▶ [Instructions for the task]: Note each line that includes the word "cepas". Copy those lines.

[Dataset records]
++++++++++

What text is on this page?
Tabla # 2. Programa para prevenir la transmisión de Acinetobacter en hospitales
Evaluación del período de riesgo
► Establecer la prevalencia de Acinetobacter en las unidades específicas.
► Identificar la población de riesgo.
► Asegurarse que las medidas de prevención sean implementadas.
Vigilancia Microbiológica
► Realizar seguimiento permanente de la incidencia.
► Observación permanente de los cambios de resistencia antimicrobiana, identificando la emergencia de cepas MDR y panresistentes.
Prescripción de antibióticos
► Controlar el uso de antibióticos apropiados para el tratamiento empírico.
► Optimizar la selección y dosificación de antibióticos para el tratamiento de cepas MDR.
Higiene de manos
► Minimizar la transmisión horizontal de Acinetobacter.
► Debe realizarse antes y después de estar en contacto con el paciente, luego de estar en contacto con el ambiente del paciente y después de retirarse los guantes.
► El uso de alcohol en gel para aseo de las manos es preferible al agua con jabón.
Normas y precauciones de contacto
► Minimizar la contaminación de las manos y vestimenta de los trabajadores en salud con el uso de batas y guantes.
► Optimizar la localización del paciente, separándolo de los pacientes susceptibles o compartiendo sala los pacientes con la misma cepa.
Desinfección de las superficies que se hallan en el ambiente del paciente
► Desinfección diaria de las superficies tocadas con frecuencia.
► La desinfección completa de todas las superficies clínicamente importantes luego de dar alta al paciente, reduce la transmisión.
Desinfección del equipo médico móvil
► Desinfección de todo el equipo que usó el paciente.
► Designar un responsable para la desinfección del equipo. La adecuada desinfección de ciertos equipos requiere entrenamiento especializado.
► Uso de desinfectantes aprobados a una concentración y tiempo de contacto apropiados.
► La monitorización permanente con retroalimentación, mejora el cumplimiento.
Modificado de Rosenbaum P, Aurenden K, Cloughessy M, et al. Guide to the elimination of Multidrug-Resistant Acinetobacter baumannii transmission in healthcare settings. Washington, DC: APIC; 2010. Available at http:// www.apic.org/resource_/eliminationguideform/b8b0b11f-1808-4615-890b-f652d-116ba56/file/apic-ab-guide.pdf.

++++++++++

▶ [Task answer]:
► Observación permanente de los cambios de resistencia antimicrobiana, identificando la emergencia de cepas MDR y panresistentes.
► Optimizar la selección y dosificación de antibióticos para el tratamiento de cepas MDR.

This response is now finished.